(Material for this exercise):
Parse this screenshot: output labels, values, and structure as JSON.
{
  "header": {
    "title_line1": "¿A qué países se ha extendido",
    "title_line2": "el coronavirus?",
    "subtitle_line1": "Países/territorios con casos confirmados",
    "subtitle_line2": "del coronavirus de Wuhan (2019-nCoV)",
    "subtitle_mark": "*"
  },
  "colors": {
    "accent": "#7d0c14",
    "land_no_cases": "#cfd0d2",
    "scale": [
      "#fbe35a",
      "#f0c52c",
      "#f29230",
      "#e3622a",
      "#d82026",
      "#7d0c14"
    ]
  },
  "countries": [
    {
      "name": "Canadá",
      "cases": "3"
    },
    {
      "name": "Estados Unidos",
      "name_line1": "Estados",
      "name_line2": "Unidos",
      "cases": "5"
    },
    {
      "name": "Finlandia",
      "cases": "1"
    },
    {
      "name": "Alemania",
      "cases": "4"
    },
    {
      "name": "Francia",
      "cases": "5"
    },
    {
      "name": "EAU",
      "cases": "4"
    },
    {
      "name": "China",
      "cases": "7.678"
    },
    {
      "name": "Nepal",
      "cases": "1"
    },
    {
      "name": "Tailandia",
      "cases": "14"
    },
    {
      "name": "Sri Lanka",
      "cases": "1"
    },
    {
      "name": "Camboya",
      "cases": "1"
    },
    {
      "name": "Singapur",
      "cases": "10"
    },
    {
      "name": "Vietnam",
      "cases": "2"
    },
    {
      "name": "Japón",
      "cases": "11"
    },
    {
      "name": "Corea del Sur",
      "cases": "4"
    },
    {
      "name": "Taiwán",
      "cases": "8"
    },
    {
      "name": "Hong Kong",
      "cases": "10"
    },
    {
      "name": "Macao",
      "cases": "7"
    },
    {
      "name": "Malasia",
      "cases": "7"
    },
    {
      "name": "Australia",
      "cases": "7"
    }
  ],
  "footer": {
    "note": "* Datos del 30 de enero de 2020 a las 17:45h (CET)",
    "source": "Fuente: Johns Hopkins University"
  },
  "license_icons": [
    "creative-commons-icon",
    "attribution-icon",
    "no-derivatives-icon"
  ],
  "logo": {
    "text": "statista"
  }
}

(What to work on):
Note each line above that holds "Estados", then copy all of them.

(Answer section):
      "name": "Estados Unidos",
      "name_line1": "Estados",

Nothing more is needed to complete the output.